• [Instruction]: In every entry, replace "chevron-right-icon" with "arrow-right-icon" and reproduce the lines with nothing else changed.

======

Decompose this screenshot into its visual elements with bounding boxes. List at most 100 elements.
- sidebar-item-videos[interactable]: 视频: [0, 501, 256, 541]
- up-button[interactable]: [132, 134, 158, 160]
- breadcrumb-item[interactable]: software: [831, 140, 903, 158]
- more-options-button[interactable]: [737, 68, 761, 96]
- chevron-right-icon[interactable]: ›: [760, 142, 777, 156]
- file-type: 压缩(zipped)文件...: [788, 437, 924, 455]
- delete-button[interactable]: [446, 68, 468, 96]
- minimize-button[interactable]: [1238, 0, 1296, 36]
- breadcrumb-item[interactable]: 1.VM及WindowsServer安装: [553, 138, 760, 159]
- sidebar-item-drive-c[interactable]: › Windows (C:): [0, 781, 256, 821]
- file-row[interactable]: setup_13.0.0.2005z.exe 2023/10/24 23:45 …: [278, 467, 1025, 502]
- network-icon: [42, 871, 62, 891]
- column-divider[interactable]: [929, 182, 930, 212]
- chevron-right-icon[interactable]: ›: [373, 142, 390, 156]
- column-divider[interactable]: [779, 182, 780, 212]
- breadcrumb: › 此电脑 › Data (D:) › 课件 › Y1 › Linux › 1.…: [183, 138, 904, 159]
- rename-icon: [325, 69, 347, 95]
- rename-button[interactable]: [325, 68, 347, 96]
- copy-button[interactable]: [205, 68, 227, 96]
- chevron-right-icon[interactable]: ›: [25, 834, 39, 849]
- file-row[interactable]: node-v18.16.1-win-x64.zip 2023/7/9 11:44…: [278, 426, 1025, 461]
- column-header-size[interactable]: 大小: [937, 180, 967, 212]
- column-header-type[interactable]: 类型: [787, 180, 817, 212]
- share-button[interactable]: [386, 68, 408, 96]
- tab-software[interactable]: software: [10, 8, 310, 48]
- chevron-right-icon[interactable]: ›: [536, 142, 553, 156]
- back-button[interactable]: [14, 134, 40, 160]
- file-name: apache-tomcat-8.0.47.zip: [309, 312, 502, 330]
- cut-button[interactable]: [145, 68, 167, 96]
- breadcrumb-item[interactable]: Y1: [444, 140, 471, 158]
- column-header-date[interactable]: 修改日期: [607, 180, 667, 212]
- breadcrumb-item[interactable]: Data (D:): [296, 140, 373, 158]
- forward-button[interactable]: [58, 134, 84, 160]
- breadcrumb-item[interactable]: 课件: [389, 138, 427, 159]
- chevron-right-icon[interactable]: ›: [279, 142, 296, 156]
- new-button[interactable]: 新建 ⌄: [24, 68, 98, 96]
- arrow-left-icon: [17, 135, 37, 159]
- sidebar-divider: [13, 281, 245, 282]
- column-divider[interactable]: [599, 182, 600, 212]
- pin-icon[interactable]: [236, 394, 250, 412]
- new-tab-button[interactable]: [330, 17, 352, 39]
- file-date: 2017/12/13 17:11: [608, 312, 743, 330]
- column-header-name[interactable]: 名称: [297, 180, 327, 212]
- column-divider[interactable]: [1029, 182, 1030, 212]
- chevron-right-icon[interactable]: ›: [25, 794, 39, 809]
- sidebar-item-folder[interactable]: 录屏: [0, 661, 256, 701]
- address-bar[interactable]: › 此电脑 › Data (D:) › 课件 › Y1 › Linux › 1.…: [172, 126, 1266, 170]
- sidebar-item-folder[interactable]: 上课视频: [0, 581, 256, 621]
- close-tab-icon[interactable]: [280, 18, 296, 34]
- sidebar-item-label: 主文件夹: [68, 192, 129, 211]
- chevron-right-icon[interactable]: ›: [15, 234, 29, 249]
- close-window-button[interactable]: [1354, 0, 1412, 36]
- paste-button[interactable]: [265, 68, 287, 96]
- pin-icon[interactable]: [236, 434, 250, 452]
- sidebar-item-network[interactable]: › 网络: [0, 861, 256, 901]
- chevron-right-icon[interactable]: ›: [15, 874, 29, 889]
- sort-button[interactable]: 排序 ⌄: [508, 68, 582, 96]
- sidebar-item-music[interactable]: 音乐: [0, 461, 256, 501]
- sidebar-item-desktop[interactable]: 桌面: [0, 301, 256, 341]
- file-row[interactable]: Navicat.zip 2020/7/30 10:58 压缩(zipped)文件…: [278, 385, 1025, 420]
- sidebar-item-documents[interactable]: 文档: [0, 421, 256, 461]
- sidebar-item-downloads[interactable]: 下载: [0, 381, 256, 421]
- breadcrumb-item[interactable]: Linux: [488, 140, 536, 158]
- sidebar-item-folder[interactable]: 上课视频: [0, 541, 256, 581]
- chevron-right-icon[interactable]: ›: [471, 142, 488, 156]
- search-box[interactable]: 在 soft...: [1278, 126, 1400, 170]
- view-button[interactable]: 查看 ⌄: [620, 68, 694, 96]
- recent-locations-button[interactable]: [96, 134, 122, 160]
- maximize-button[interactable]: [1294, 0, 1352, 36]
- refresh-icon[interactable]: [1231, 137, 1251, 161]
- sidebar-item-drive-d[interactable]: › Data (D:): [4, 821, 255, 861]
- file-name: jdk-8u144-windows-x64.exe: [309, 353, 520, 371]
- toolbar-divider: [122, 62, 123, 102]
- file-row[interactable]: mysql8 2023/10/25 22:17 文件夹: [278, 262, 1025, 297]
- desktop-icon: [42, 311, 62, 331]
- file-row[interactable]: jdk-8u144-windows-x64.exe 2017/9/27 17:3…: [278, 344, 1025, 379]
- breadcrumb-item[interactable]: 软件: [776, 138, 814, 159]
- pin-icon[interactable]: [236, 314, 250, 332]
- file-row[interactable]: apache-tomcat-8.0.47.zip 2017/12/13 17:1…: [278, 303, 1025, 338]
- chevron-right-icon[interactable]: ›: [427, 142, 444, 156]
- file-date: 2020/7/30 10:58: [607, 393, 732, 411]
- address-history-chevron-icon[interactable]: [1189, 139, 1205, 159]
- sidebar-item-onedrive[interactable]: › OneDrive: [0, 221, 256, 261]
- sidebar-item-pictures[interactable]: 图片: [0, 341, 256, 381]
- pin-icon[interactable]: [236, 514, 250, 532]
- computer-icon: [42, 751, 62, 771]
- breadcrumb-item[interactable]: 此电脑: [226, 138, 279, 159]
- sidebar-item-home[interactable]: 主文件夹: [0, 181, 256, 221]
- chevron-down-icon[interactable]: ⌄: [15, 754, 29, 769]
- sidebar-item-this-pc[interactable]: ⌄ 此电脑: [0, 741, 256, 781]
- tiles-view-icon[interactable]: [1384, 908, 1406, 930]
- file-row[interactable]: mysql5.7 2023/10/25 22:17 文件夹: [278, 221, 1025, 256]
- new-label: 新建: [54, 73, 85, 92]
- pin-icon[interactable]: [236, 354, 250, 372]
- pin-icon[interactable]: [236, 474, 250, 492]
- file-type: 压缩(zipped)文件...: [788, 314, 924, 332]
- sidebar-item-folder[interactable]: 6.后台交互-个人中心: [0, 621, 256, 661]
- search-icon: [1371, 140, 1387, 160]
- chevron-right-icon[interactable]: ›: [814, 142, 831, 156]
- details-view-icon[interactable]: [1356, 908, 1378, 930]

======

• [The response]:
Decompose this screenshot into its visual elements with bounding boxes. List at most 100 elements.
- sidebar-item-videos[interactable]: 视频: [0, 501, 256, 541]
- up-button[interactable]: [132, 134, 158, 160]
- breadcrumb-item[interactable]: software: [831, 140, 903, 158]
- more-options-button[interactable]: [737, 68, 761, 96]
- arrow-right-icon[interactable]: ›: [760, 142, 777, 156]
- file-type: 压缩(zipped)文件...: [788, 437, 924, 455]
- delete-button[interactable]: [446, 68, 468, 96]
- minimize-button[interactable]: [1238, 0, 1296, 36]
- breadcrumb-item[interactable]: 1.VM及WindowsServer安装: [553, 138, 760, 159]
- sidebar-item-drive-c[interactable]: › Windows (C:): [0, 781, 256, 821]
- file-row[interactable]: setup_13.0.0.2005z.exe 2023/10/24 23:45 …: [278, 467, 1025, 502]
- network-icon: [42, 871, 62, 891]
- column-divider[interactable]: [929, 182, 930, 212]
- arrow-right-icon[interactable]: ›: [373, 142, 390, 156]
- column-divider[interactable]: [779, 182, 780, 212]
- breadcrumb: › 此电脑 › Data (D:) › 课件 › Y1 › Linux › 1.…: [183, 138, 904, 159]
- rename-icon: [325, 69, 347, 95]
- rename-button[interactable]: [325, 68, 347, 96]
- copy-button[interactable]: [205, 68, 227, 96]
- arrow-right-icon[interactable]: ›: [25, 834, 39, 849]
- file-row[interactable]: node-v18.16.1-win-x64.zip 2023/7/9 11:44…: [278, 426, 1025, 461]
- column-header-size[interactable]: 大小: [937, 180, 967, 212]
- column-header-type[interactable]: 类型: [787, 180, 817, 212]
- share-button[interactable]: [386, 68, 408, 96]
- tab-software[interactable]: software: [10, 8, 310, 48]
- arrow-right-icon[interactable]: ›: [536, 142, 553, 156]
- back-button[interactable]: [14, 134, 40, 160]
- file-name: apache-tomcat-8.0.47.zip: [309, 312, 502, 330]
- cut-button[interactable]: [145, 68, 167, 96]
- breadcrumb-item[interactable]: Y1: [444, 140, 471, 158]
- column-header-date[interactable]: 修改日期: [607, 180, 667, 212]
- breadcrumb-item[interactable]: Data (D:): [296, 140, 373, 158]
- forward-button[interactable]: [58, 134, 84, 160]
- breadcrumb-item[interactable]: 课件: [389, 138, 427, 159]
- arrow-right-icon[interactable]: ›: [279, 142, 296, 156]
- new-button[interactable]: 新建 ⌄: [24, 68, 98, 96]
- arrow-left-icon: [17, 135, 37, 159]
- sidebar-divider: [13, 281, 245, 282]
- column-divider[interactable]: [599, 182, 600, 212]
- pin-icon[interactable]: [236, 394, 250, 412]
- new-tab-button[interactable]: [330, 17, 352, 39]
- file-date: 2017/12/13 17:11: [608, 312, 743, 330]
- column-header-name[interactable]: 名称: [297, 180, 327, 212]
- column-divider[interactable]: [1029, 182, 1030, 212]
- arrow-right-icon[interactable]: ›: [25, 794, 39, 809]
- sidebar-item-folder[interactable]: 录屏: [0, 661, 256, 701]
- address-bar[interactable]: › 此电脑 › Data (D:) › 课件 › Y1 › Linux › 1.…: [172, 126, 1266, 170]
- sidebar-item-folder[interactable]: 上课视频: [0, 581, 256, 621]
- close-tab-icon[interactable]: [280, 18, 296, 34]
- sidebar-item-label: 主文件夹: [68, 192, 129, 211]
- arrow-right-icon[interactable]: ›: [15, 234, 29, 249]
- close-window-button[interactable]: [1354, 0, 1412, 36]
- paste-button[interactable]: [265, 68, 287, 96]
- pin-icon[interactable]: [236, 434, 250, 452]
- sidebar-item-network[interactable]: › 网络: [0, 861, 256, 901]
- arrow-right-icon[interactable]: ›: [15, 874, 29, 889]
- sort-button[interactable]: 排序 ⌄: [508, 68, 582, 96]
- sidebar-item-music[interactable]: 音乐: [0, 461, 256, 501]
- sidebar-item-desktop[interactable]: 桌面: [0, 301, 256, 341]
- file-row[interactable]: Navicat.zip 2020/7/30 10:58 压缩(zipped)文件…: [278, 385, 1025, 420]
- sidebar-item-documents[interactable]: 文档: [0, 421, 256, 461]
- sidebar-item-downloads[interactable]: 下载: [0, 381, 256, 421]
- breadcrumb-item[interactable]: Linux: [488, 140, 536, 158]
- sidebar-item-folder[interactable]: 上课视频: [0, 541, 256, 581]
- arrow-right-icon[interactable]: ›: [471, 142, 488, 156]
- search-box[interactable]: 在 soft...: [1278, 126, 1400, 170]
- view-button[interactable]: 查看 ⌄: [620, 68, 694, 96]
- recent-locations-button[interactable]: [96, 134, 122, 160]
- maximize-button[interactable]: [1294, 0, 1352, 36]
- refresh-icon[interactable]: [1231, 137, 1251, 161]
- sidebar-item-drive-d[interactable]: › Data (D:): [4, 821, 255, 861]
- file-name: jdk-8u144-windows-x64.exe: [309, 353, 520, 371]
- toolbar-divider: [122, 62, 123, 102]
- file-row[interactable]: mysql8 2023/10/25 22:17 文件夹: [278, 262, 1025, 297]
- desktop-icon: [42, 311, 62, 331]
- file-row[interactable]: jdk-8u144-windows-x64.exe 2017/9/27 17:3…: [278, 344, 1025, 379]
- breadcrumb-item[interactable]: 软件: [776, 138, 814, 159]
- pin-icon[interactable]: [236, 314, 250, 332]
- file-row[interactable]: apache-tomcat-8.0.47.zip 2017/12/13 17:1…: [278, 303, 1025, 338]
- arrow-right-icon[interactable]: ›: [427, 142, 444, 156]
- file-date: 2020/7/30 10:58: [607, 393, 732, 411]
- address-history-chevron-icon[interactable]: [1189, 139, 1205, 159]
- sidebar-item-onedrive[interactable]: › OneDrive: [0, 221, 256, 261]
- sidebar-item-pictures[interactable]: 图片: [0, 341, 256, 381]
- pin-icon[interactable]: [236, 514, 250, 532]
- computer-icon: [42, 751, 62, 771]
- breadcrumb-item[interactable]: 此电脑: [226, 138, 279, 159]
- sidebar-item-home[interactable]: 主文件夹: [0, 181, 256, 221]
- chevron-down-icon[interactable]: ⌄: [15, 754, 29, 769]
- sidebar-item-this-pc[interactable]: ⌄ 此电脑: [0, 741, 256, 781]
- tiles-view-icon[interactable]: [1384, 908, 1406, 930]
- file-row[interactable]: mysql5.7 2023/10/25 22:17 文件夹: [278, 221, 1025, 256]
- new-label: 新建: [54, 73, 85, 92]
- pin-icon[interactable]: [236, 354, 250, 372]
- pin-icon[interactable]: [236, 474, 250, 492]
- file-type: 压缩(zipped)文件...: [788, 314, 924, 332]
- sidebar-item-folder[interactable]: 6.后台交互-个人中心: [0, 621, 256, 661]
- search-icon: [1371, 140, 1387, 160]
- arrow-right-icon[interactable]: ›: [814, 142, 831, 156]
- details-view-icon[interactable]: [1356, 908, 1378, 930]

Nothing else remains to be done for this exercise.